Goal: Filter the data below for the string "name" and copy each matching line.

Listing:

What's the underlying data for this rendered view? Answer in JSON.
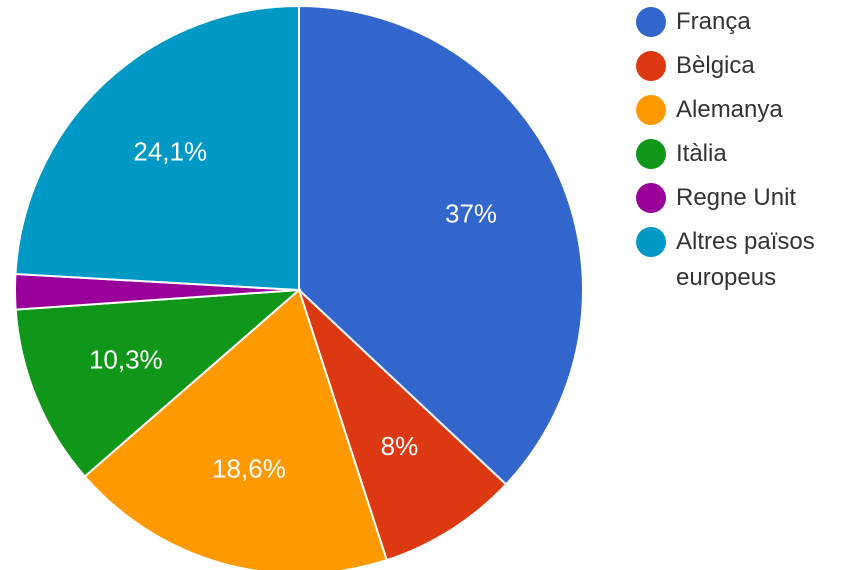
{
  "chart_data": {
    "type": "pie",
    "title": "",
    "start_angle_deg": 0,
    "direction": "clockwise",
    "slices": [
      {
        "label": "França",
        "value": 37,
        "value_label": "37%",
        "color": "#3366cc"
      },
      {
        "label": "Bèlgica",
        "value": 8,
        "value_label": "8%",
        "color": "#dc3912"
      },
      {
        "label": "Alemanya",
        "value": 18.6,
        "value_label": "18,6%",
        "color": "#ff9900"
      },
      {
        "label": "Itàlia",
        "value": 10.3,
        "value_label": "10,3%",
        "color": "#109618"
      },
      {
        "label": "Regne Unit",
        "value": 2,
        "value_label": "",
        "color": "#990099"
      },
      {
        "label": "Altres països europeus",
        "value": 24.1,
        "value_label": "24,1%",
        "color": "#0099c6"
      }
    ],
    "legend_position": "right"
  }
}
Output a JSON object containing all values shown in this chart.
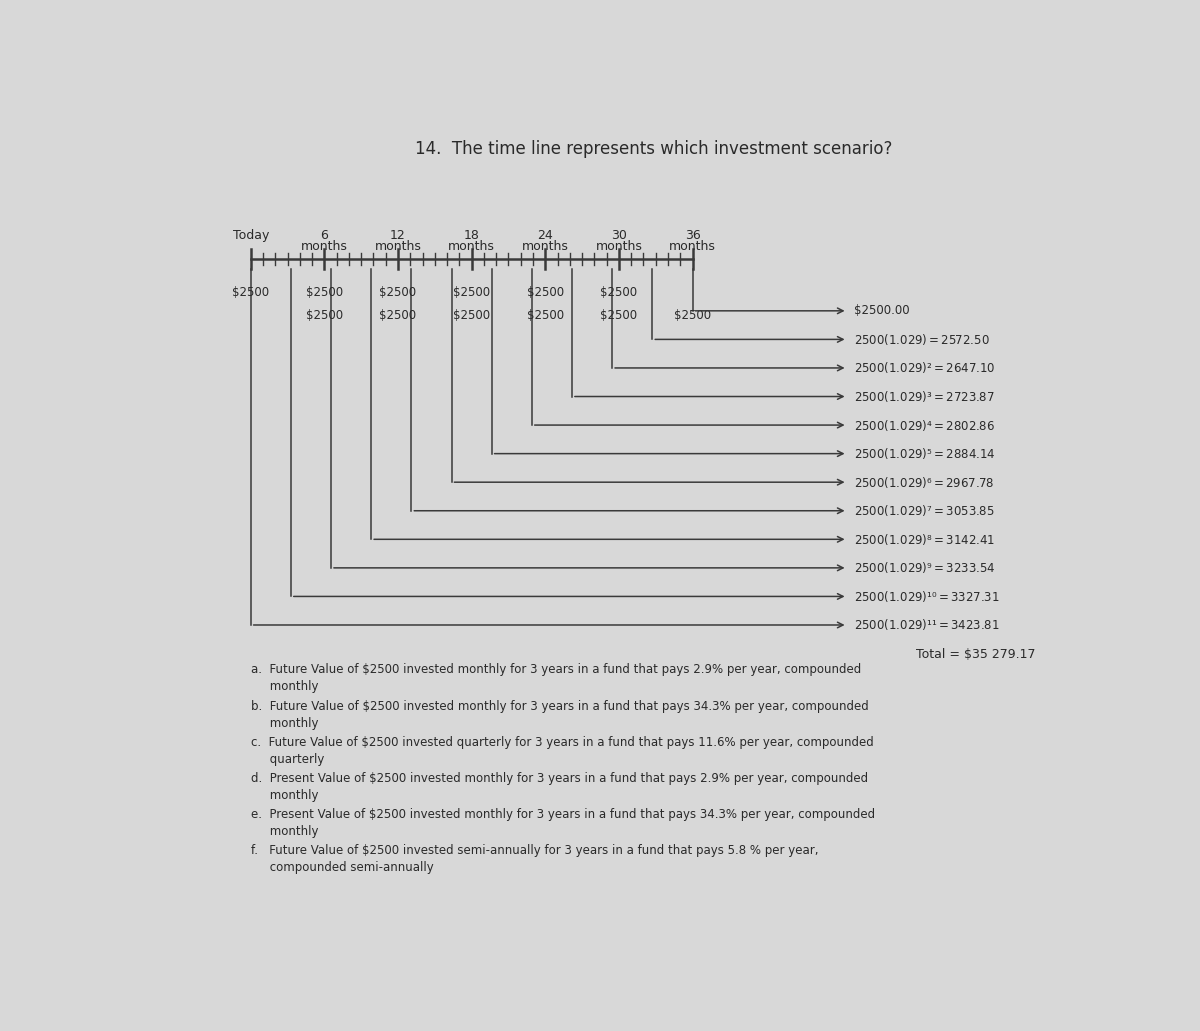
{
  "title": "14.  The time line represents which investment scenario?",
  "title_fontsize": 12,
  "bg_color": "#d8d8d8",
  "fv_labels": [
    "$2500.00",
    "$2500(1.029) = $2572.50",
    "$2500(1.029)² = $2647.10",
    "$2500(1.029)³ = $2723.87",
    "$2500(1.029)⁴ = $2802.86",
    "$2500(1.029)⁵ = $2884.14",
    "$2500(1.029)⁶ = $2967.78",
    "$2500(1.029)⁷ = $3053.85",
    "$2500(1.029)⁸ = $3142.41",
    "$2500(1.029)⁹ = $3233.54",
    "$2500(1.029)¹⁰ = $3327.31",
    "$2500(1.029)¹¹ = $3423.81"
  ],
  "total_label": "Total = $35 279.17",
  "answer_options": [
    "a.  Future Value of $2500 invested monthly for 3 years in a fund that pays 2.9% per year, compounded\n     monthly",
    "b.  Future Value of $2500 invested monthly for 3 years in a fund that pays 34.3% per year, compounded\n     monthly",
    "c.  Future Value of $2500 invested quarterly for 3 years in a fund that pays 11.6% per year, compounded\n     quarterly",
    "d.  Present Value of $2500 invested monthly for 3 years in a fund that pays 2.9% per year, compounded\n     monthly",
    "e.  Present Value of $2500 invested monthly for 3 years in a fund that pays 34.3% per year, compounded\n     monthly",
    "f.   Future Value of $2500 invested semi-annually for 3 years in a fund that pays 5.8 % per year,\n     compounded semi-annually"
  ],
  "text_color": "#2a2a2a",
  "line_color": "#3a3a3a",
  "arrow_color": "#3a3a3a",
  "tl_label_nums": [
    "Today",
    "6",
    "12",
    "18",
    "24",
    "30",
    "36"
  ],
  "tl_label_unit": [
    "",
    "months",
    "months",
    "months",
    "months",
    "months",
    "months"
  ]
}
* * *
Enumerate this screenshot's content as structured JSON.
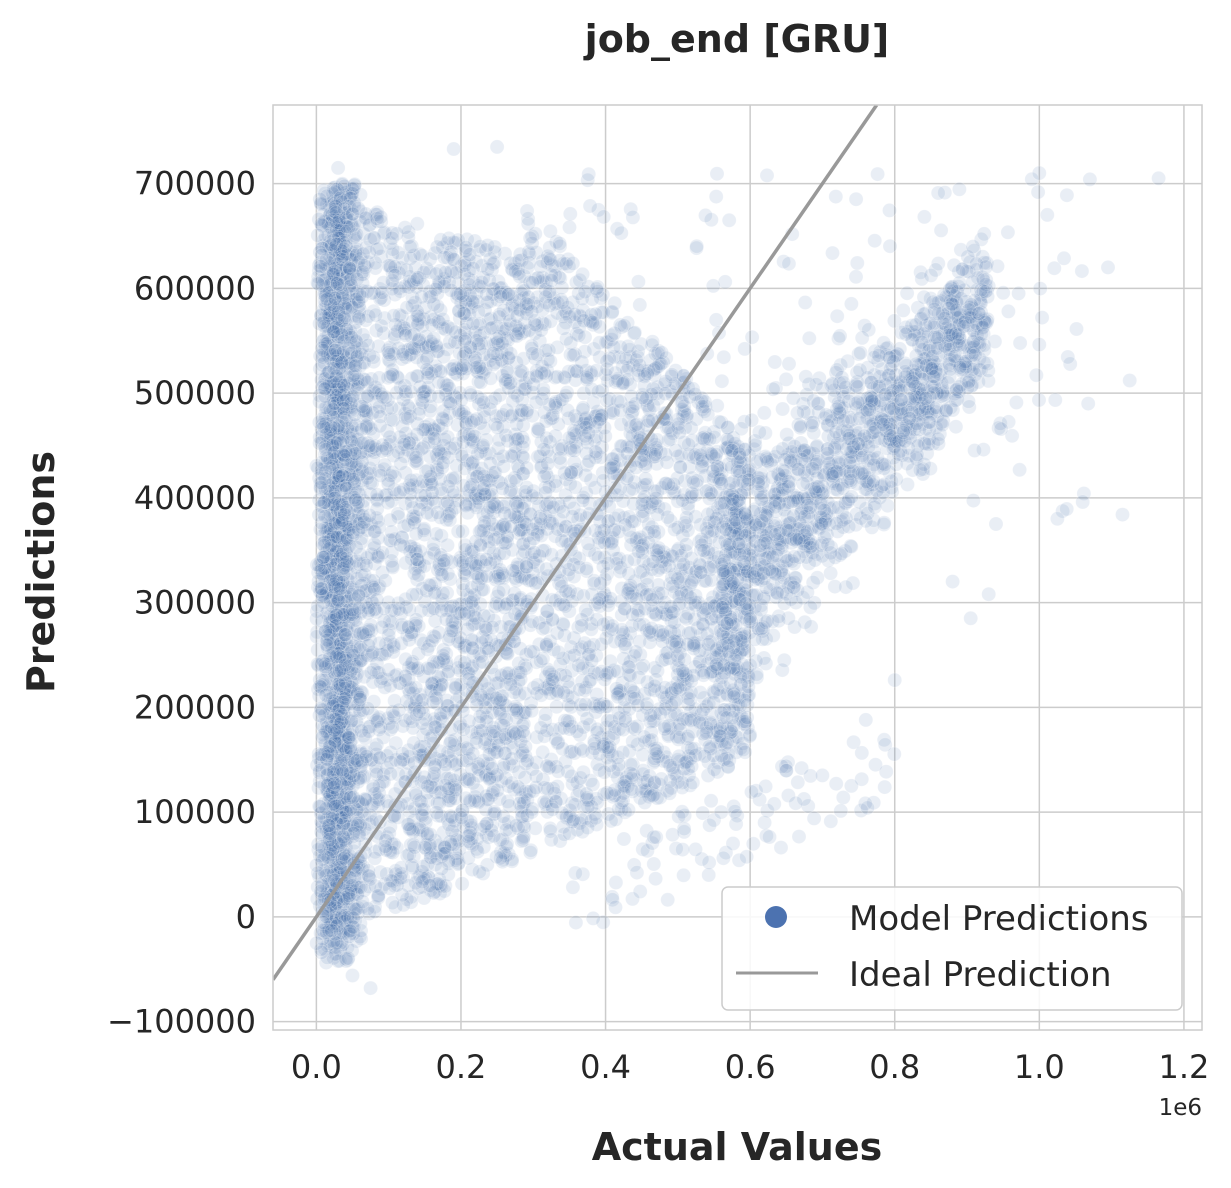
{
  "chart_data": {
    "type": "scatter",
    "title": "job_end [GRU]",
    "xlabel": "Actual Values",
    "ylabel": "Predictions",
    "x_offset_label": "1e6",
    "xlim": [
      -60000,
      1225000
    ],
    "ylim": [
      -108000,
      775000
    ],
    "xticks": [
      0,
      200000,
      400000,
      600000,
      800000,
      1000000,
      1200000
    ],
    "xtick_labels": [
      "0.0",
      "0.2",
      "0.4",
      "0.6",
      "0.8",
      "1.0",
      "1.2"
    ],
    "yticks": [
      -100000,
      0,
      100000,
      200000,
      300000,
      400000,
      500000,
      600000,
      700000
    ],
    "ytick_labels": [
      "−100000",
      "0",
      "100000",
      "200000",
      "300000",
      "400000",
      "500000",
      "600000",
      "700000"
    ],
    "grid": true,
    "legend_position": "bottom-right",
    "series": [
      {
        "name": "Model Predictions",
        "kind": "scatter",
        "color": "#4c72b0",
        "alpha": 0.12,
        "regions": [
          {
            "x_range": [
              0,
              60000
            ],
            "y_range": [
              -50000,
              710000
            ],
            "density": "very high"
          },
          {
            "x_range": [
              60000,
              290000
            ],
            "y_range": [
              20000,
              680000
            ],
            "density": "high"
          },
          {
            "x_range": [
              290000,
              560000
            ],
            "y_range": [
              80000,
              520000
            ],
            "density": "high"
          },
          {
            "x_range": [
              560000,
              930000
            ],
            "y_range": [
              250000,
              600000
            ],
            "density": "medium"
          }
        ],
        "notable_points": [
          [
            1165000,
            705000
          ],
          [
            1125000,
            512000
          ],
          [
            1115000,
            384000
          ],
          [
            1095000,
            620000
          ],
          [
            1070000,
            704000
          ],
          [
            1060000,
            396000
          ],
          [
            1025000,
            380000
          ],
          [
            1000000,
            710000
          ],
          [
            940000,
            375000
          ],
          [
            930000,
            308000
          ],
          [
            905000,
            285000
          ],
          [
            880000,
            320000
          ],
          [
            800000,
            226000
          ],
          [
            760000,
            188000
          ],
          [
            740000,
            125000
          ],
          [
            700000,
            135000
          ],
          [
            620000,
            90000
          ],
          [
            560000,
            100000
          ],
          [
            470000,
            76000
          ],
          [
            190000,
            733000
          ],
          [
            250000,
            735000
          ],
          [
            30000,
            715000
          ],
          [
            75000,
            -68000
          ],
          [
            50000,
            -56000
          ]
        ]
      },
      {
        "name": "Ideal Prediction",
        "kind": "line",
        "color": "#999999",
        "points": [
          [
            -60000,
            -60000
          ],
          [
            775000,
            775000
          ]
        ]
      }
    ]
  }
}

Exercise response:
        "name": "Model Predictions",
        "name": "Ideal Prediction",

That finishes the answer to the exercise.